▸ TO BE DONE: Every line with the word "JSON" in it should be extracted from the data that follows.

▸ GIVEN RECORDS:
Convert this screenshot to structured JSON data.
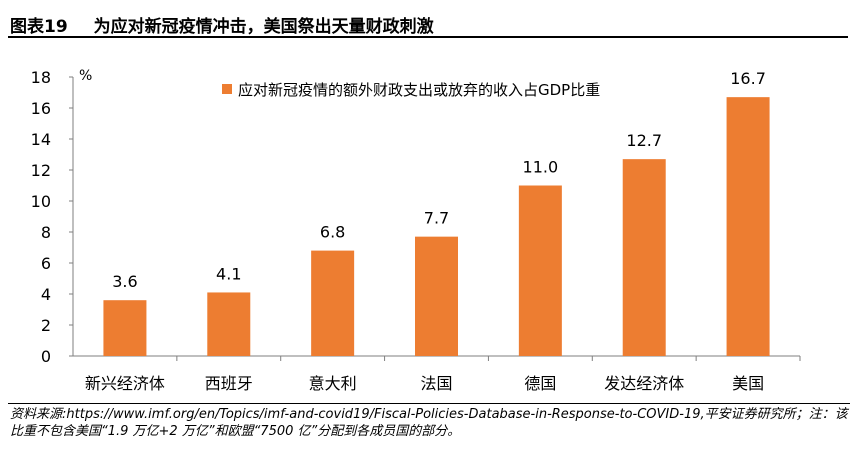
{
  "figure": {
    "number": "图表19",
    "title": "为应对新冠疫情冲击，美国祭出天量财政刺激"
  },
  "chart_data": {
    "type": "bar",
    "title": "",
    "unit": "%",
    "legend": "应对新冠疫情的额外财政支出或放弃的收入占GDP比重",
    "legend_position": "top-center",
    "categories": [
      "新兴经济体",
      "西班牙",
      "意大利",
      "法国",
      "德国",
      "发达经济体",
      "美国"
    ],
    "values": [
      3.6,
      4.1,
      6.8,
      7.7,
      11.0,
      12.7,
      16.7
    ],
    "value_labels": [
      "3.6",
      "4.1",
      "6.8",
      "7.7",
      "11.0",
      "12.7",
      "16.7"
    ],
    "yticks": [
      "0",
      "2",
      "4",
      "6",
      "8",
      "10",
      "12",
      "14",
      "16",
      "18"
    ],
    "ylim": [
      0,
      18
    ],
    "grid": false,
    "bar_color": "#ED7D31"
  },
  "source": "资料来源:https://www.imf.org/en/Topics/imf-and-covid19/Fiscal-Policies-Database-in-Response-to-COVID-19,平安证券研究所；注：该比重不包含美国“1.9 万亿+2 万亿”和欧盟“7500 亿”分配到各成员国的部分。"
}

---

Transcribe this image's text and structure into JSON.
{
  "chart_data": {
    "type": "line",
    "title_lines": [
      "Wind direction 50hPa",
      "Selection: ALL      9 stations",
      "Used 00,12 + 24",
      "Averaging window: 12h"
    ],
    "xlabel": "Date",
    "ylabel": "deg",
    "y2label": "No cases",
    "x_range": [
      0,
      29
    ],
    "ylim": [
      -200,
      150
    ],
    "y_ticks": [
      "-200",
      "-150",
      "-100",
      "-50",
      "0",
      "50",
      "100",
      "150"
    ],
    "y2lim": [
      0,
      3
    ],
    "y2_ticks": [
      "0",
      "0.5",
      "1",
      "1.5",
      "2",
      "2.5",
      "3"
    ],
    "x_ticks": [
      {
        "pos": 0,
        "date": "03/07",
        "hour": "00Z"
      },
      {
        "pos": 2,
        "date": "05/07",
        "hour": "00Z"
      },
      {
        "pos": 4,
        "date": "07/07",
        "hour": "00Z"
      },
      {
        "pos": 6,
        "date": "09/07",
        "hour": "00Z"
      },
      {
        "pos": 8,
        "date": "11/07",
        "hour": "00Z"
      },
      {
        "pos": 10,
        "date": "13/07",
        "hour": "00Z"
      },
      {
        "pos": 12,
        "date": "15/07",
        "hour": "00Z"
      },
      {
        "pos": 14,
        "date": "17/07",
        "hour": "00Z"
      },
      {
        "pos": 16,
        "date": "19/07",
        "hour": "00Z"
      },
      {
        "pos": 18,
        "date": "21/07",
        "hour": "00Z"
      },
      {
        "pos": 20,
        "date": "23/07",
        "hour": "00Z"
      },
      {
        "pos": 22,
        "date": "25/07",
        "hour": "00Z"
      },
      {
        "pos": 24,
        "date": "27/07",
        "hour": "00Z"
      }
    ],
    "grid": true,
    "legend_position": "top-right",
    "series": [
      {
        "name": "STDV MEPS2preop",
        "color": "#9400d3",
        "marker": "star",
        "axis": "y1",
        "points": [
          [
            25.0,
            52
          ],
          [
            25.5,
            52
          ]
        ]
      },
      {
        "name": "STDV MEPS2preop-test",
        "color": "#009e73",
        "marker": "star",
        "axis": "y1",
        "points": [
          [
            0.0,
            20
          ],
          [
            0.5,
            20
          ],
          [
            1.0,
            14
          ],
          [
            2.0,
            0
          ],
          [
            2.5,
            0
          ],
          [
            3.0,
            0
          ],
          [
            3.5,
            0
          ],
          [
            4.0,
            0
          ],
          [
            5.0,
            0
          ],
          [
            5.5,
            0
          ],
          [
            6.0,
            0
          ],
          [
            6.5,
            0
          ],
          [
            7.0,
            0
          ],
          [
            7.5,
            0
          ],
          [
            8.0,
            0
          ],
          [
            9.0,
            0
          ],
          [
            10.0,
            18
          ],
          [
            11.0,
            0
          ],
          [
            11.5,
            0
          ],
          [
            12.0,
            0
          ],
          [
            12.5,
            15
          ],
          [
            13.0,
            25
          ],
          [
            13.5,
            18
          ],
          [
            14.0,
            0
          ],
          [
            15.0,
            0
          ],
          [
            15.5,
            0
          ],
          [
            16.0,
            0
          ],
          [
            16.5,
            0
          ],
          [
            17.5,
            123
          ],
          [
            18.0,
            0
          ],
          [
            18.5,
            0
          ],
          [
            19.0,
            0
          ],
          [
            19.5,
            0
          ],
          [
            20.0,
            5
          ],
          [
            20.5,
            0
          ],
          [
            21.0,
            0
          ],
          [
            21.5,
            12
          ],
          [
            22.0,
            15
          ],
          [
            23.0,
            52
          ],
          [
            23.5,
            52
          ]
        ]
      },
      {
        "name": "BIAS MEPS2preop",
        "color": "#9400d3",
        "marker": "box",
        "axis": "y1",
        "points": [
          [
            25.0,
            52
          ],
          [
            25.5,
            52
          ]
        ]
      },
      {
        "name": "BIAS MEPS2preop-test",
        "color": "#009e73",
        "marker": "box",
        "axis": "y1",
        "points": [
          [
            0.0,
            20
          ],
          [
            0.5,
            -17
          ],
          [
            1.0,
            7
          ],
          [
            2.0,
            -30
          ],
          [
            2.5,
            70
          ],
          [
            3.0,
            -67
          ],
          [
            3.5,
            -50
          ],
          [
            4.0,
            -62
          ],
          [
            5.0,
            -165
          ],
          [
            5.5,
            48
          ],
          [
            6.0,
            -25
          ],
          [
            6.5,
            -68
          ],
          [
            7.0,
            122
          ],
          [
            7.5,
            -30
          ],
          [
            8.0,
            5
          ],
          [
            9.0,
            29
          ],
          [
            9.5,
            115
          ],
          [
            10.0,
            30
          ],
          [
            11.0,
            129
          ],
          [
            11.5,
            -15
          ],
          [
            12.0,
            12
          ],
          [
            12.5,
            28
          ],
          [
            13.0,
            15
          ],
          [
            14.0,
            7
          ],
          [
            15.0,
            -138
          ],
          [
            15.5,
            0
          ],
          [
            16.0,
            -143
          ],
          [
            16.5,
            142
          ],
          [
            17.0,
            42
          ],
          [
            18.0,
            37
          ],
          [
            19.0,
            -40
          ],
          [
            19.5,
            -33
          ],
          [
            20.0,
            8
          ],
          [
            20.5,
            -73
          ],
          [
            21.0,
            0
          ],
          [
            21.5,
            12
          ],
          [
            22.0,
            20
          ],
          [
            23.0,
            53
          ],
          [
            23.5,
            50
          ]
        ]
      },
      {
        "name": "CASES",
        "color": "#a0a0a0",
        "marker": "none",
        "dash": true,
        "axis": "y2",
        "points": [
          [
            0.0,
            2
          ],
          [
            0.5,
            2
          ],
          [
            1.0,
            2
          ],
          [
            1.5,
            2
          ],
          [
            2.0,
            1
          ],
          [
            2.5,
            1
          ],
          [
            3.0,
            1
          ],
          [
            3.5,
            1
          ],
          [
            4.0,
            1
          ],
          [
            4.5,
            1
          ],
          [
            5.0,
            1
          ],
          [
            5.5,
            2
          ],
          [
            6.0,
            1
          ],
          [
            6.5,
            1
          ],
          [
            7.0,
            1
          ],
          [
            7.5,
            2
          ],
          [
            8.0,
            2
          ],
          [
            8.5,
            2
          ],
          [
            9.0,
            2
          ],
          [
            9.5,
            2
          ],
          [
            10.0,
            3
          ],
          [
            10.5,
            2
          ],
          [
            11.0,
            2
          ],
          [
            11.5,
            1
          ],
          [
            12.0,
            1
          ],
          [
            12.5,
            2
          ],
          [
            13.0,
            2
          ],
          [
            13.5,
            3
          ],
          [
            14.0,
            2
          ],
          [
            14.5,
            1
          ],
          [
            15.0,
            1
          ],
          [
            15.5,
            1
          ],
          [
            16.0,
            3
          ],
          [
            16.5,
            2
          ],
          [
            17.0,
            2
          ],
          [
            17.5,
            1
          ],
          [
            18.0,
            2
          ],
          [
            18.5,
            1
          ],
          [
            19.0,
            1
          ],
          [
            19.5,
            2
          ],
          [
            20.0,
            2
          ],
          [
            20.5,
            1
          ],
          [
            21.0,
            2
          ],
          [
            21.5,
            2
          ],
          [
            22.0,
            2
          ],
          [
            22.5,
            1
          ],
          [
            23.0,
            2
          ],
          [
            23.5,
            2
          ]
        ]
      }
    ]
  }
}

▸ EXPECTED ANSWER:
Convert this screenshot to structured JSON data.
Transcribe this image's text and structure into JSON.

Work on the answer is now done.